• PROMPT: Search the listing for the string "Kalmar" and copy every line that contains it.
------------------------------
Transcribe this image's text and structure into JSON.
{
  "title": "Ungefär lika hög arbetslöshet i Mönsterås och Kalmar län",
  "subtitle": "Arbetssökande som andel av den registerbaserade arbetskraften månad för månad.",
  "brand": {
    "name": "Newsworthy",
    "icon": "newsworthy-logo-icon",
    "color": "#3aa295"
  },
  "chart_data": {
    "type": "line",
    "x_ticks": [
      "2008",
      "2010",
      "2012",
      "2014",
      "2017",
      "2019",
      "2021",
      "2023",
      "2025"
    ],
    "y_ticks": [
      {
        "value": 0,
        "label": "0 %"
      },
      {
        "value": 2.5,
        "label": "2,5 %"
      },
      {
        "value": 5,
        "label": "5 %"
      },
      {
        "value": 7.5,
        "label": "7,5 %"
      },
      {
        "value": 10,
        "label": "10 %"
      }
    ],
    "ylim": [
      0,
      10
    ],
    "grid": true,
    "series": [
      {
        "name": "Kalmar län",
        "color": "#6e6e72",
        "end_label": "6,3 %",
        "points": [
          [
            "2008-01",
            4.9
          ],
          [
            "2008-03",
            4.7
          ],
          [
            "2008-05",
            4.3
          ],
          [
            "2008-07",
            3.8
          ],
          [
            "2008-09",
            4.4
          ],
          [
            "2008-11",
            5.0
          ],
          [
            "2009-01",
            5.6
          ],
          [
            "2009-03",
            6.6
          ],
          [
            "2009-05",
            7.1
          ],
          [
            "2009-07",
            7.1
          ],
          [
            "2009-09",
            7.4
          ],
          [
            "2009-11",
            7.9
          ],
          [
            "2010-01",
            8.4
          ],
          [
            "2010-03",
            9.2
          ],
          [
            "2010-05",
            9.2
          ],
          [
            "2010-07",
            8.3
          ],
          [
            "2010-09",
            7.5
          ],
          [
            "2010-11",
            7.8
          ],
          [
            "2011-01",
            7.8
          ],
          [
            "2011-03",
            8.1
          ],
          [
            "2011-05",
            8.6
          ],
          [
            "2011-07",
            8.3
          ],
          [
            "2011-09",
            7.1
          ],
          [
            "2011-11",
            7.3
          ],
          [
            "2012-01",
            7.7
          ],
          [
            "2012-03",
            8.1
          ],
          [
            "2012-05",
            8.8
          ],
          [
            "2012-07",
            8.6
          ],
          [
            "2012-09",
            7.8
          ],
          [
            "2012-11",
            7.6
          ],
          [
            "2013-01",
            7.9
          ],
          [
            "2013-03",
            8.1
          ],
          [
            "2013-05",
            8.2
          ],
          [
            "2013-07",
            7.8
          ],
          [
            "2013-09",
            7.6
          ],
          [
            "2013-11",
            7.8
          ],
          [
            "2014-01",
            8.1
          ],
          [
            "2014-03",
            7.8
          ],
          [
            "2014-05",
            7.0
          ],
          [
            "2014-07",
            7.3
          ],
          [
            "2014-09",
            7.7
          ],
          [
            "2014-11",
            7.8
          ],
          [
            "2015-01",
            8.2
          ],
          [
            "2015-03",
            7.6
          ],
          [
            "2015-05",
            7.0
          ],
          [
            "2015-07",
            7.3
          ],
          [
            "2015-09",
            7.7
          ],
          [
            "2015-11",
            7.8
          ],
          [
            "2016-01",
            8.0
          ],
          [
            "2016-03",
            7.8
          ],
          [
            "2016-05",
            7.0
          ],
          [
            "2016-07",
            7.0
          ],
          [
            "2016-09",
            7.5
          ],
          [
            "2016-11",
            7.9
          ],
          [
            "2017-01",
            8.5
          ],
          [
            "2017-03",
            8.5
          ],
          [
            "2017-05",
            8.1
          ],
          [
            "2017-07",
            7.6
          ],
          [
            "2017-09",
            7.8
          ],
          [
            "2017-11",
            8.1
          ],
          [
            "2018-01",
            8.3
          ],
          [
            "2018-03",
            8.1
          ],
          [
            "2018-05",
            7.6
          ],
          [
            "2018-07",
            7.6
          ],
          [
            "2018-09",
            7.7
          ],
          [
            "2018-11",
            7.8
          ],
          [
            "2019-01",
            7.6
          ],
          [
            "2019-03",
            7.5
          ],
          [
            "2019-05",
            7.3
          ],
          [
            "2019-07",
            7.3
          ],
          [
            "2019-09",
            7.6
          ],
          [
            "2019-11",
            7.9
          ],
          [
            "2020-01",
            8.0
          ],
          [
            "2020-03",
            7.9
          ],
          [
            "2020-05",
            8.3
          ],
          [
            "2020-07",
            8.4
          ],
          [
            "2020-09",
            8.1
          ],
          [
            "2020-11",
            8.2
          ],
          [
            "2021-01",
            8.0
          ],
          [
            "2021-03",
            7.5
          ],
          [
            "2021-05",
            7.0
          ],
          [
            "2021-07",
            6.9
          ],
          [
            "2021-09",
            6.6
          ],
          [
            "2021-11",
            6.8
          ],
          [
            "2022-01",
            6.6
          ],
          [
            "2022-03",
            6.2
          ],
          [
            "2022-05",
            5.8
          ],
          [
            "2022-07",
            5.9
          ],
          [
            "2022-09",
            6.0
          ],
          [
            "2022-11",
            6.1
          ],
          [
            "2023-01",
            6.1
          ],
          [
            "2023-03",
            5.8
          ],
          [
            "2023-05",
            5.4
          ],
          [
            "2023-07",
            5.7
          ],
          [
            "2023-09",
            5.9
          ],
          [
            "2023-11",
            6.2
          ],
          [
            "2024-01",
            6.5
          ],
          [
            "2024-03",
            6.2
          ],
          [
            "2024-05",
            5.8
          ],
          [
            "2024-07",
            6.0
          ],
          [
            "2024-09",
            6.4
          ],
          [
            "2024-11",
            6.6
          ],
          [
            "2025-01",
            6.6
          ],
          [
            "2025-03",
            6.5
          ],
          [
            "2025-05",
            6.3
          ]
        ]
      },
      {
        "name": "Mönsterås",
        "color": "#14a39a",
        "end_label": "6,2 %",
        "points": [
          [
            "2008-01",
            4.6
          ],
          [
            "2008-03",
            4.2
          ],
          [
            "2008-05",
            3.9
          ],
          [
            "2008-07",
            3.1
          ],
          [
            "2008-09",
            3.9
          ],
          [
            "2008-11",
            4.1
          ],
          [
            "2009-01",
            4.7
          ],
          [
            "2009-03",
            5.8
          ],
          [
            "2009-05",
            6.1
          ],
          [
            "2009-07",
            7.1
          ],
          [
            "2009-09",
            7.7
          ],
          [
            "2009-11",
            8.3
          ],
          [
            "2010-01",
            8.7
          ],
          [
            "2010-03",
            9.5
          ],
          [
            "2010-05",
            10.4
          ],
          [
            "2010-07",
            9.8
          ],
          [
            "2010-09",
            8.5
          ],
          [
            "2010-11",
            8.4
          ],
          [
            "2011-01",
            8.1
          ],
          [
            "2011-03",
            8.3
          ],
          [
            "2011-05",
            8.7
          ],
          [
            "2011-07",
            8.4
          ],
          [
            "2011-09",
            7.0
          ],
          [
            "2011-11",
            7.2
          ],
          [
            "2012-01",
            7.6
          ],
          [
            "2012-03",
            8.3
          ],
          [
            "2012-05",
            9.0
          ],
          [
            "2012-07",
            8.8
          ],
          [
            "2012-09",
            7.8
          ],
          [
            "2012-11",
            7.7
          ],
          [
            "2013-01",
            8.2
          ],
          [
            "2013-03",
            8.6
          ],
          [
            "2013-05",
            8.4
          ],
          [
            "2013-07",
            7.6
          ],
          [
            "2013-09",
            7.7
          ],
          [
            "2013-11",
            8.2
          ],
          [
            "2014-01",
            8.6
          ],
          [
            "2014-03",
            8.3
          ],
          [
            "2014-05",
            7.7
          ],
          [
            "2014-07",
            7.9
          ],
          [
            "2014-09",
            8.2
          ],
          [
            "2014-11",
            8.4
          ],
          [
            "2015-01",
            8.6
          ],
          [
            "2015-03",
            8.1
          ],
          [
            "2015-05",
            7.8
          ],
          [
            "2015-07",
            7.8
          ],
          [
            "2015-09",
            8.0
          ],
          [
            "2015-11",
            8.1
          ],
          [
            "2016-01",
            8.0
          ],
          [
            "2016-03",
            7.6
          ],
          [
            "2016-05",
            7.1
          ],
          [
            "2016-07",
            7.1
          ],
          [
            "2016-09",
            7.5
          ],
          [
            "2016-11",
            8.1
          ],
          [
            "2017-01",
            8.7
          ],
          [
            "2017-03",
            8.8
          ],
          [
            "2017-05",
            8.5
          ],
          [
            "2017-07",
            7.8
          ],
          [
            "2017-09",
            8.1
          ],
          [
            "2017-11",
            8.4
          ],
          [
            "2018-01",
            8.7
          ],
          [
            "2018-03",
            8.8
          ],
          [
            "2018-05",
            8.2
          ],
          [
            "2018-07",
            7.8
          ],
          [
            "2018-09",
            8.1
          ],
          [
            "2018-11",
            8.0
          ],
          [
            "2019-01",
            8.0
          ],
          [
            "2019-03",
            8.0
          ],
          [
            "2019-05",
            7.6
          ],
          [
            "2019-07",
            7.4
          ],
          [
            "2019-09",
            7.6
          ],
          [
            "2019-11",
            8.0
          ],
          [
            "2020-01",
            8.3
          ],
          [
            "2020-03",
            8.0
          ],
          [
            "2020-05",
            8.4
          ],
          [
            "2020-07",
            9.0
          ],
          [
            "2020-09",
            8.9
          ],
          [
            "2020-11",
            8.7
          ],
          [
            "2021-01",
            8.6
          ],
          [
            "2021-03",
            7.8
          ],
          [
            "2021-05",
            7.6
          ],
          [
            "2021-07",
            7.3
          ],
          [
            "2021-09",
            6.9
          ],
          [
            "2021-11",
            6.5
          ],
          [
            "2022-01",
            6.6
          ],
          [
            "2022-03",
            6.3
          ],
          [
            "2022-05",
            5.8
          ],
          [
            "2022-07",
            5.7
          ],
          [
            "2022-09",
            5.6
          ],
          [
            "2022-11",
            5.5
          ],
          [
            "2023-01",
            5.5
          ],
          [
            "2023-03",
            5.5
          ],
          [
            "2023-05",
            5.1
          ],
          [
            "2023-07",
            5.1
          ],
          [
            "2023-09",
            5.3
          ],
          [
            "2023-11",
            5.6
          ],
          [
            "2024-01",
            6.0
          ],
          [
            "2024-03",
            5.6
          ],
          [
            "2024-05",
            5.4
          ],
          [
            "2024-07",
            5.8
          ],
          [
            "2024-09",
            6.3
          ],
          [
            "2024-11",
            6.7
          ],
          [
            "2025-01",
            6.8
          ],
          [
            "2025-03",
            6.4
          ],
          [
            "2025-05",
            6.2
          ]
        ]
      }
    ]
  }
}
------------------------------
• ANSWER TO THE TASK:
  "title": "Ungefär lika hög arbetslöshet i Mönsterås och Kalmar län",
        "name": "Kalmar län",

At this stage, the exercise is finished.